▸ TASK REQUIREMENTS
Look through the material below. Copy each line that contains the string "ospedale".
>> Begin
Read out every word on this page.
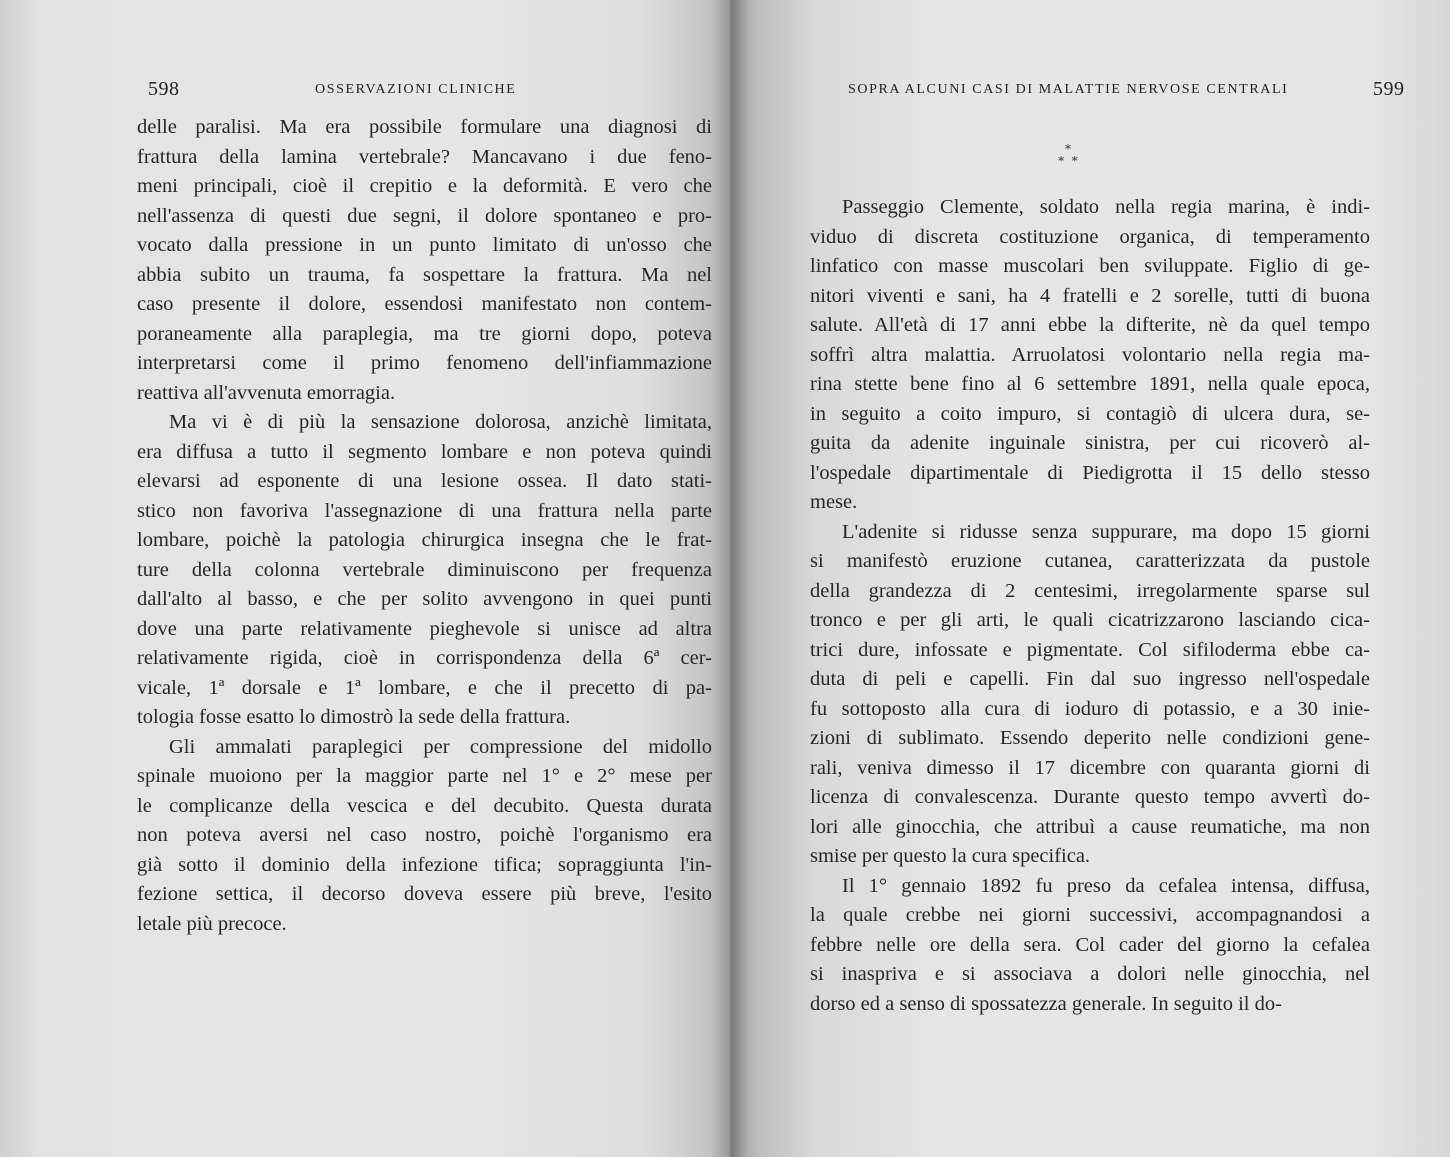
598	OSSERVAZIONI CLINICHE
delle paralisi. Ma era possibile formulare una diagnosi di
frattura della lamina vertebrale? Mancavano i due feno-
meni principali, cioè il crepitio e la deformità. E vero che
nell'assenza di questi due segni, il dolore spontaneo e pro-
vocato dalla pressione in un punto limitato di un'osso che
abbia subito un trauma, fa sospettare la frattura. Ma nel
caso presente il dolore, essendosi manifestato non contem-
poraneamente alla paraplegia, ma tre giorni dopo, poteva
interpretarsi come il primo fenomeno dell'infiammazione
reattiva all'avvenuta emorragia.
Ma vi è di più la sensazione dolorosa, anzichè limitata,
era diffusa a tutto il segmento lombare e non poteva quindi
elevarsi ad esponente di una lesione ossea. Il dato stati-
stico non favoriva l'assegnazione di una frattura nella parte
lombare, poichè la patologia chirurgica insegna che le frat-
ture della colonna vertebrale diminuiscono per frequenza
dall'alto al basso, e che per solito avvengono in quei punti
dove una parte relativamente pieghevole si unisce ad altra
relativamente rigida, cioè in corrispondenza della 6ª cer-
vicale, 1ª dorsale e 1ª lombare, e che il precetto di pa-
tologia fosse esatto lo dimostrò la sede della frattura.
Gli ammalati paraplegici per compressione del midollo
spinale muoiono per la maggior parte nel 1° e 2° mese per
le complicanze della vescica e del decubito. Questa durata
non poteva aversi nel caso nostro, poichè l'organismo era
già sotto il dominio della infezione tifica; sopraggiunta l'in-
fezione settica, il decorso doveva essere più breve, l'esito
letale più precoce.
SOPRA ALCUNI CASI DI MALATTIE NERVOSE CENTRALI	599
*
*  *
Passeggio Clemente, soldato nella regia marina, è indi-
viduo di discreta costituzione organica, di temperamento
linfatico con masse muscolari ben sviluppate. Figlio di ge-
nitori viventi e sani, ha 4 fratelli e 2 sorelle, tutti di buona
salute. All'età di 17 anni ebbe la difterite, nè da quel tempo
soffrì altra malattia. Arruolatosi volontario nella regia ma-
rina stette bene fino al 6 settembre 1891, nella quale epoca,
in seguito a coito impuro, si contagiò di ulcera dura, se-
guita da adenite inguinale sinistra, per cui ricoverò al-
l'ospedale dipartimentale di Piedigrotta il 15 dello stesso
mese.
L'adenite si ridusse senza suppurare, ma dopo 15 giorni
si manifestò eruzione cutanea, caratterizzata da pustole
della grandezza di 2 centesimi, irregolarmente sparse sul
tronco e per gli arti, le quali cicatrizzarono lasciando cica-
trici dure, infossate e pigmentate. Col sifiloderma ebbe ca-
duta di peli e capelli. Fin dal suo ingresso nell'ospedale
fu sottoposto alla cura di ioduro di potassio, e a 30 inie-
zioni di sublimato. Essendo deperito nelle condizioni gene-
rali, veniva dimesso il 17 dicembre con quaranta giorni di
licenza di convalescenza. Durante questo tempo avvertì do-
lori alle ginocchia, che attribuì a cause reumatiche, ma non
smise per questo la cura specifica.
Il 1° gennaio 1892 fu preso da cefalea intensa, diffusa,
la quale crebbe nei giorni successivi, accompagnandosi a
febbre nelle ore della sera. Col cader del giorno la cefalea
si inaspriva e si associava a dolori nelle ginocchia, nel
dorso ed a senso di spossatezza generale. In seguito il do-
>> End
>> Begin
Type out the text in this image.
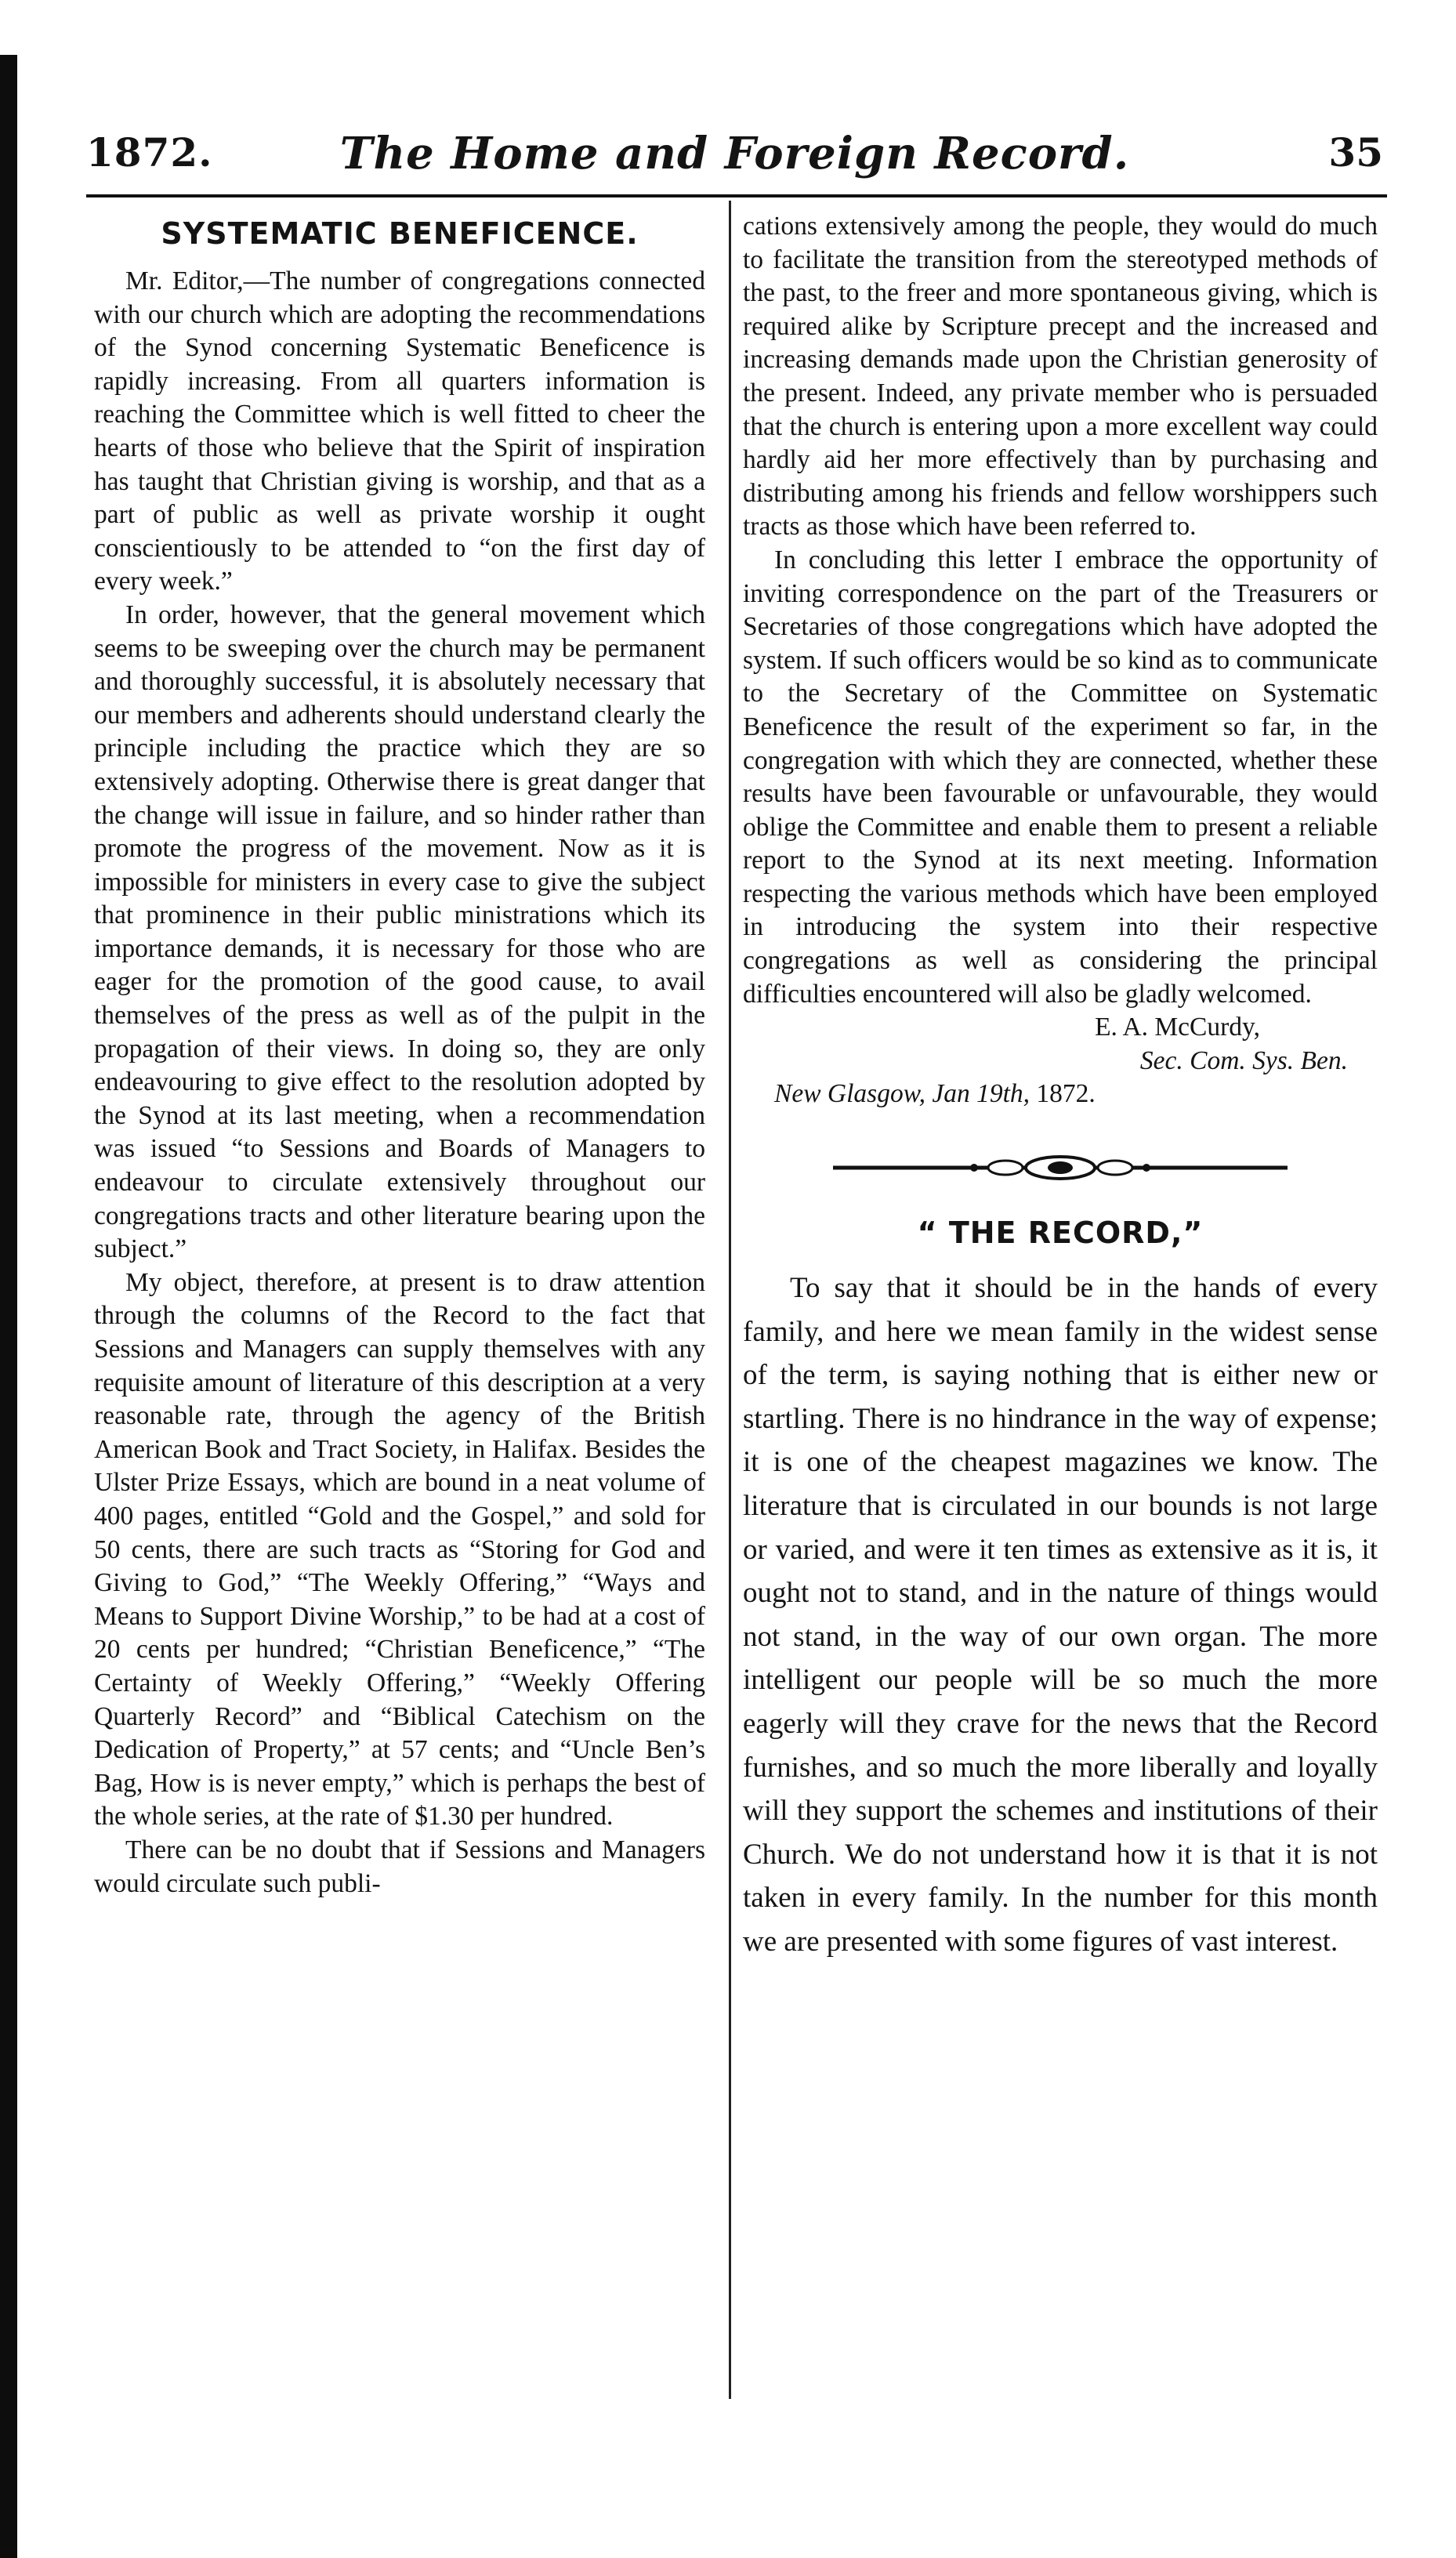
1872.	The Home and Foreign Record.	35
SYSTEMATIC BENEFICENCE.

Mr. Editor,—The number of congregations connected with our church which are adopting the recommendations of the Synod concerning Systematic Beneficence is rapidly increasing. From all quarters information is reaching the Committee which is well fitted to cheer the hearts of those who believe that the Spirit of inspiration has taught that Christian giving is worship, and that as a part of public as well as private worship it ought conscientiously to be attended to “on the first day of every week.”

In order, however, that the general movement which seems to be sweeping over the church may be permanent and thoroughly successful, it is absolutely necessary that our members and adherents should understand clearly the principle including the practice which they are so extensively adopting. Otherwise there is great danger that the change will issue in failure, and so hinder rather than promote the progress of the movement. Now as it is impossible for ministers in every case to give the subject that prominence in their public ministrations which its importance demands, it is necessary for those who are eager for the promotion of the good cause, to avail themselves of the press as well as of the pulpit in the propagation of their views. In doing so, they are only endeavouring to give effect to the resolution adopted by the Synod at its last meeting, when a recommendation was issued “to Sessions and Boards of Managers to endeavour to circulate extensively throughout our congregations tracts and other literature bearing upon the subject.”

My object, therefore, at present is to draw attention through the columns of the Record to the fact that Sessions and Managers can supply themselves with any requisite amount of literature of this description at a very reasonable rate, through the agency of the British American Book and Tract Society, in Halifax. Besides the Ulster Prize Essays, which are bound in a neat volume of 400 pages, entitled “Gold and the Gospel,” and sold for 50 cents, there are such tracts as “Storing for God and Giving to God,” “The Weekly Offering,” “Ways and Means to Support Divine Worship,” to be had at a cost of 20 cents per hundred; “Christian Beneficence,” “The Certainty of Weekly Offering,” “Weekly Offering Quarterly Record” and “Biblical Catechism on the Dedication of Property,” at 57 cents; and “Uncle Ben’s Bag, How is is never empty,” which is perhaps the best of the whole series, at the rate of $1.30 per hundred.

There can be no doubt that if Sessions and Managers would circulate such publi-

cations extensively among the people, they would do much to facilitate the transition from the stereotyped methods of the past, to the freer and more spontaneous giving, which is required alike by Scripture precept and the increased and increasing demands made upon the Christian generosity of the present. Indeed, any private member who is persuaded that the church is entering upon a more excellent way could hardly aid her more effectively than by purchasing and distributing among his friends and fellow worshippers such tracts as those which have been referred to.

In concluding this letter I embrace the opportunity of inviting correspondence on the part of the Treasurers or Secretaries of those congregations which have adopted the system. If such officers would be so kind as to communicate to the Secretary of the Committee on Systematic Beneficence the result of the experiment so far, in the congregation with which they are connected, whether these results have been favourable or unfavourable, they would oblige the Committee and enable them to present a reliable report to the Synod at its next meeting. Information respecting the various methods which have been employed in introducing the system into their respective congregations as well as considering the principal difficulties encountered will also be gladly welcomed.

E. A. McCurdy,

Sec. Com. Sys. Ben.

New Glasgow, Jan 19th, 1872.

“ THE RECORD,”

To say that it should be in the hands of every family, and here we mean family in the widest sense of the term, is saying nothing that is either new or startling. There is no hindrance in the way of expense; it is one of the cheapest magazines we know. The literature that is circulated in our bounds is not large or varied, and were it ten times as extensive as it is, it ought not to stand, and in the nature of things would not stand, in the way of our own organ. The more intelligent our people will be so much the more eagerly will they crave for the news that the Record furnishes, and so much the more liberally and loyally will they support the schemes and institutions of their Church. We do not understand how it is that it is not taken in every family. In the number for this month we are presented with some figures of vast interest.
>> End
>> Begin
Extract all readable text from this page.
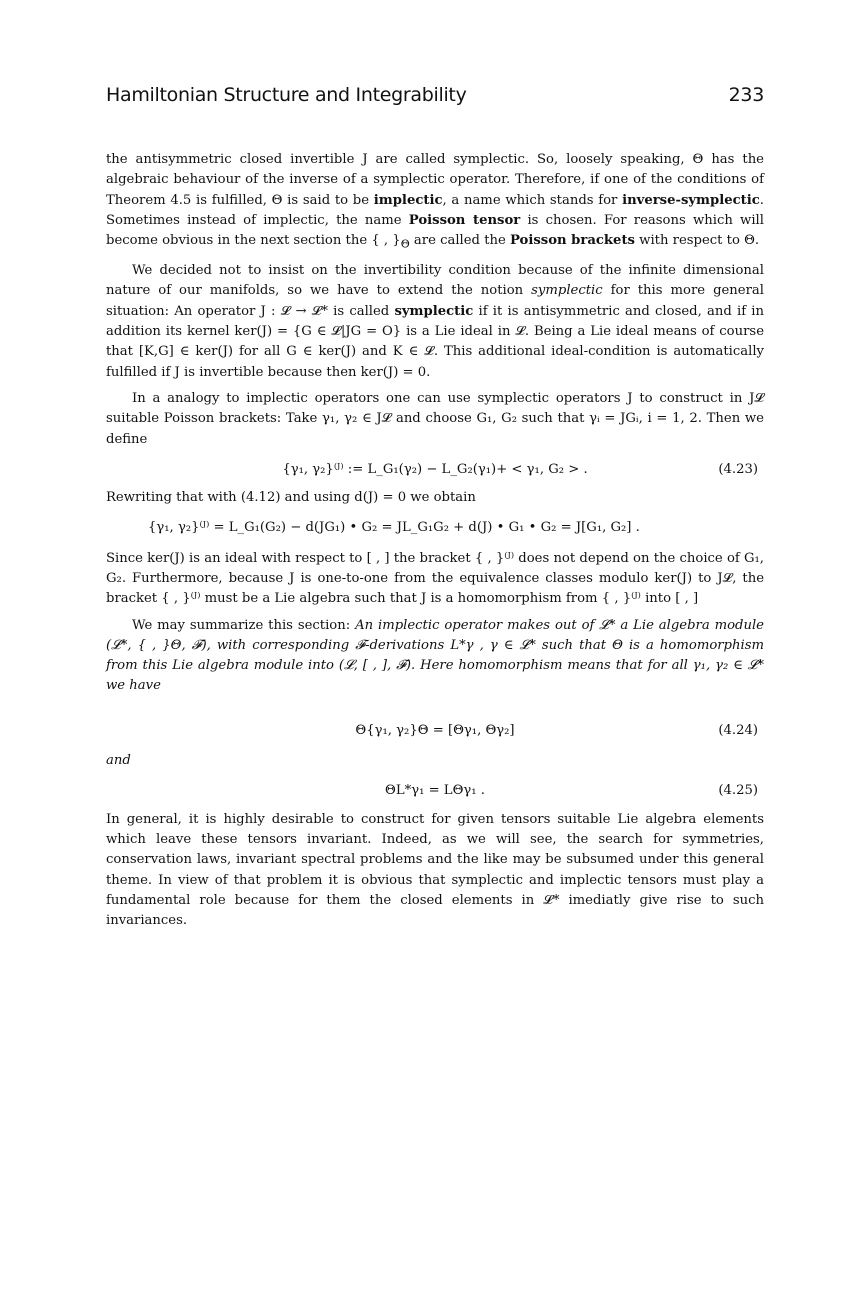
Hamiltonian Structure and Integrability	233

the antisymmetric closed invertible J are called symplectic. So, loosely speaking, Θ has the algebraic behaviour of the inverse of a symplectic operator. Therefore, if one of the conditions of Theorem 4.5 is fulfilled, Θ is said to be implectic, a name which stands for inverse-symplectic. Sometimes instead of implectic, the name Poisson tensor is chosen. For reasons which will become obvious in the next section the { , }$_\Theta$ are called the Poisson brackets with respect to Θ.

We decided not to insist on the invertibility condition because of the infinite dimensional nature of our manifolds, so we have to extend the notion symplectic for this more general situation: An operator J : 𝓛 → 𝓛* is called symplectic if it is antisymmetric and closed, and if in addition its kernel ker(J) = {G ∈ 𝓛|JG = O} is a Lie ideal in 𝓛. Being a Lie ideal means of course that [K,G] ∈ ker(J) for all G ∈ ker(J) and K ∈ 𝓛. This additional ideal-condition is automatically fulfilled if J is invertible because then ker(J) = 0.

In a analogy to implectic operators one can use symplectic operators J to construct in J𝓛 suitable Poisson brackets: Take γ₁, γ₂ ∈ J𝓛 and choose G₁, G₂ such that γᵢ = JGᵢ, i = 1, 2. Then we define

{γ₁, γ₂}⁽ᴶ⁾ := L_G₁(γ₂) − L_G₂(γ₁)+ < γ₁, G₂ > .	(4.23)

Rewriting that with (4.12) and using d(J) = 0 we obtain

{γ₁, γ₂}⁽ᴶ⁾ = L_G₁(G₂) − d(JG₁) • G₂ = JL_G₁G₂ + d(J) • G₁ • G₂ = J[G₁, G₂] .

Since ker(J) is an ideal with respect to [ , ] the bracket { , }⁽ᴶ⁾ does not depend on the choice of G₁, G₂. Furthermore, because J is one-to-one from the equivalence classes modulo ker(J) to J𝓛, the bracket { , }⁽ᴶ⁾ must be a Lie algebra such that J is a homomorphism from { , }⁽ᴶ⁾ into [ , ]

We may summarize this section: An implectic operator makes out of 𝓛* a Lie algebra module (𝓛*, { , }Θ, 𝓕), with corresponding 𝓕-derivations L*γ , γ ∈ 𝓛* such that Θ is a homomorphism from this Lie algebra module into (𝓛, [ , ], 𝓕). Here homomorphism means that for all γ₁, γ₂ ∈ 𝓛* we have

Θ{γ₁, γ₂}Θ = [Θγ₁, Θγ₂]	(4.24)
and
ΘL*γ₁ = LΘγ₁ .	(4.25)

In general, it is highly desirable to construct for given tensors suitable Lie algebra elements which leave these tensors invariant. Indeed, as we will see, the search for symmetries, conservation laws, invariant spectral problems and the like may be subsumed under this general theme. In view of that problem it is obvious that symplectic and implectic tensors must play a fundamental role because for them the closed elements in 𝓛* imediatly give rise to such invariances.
>> End
▸ FINISHED TASK
l'ospedale dipartimentale di Piedigrotta il 15 dello stesso
duta di peli e capelli. Fin dal suo ingresso nell'ospedale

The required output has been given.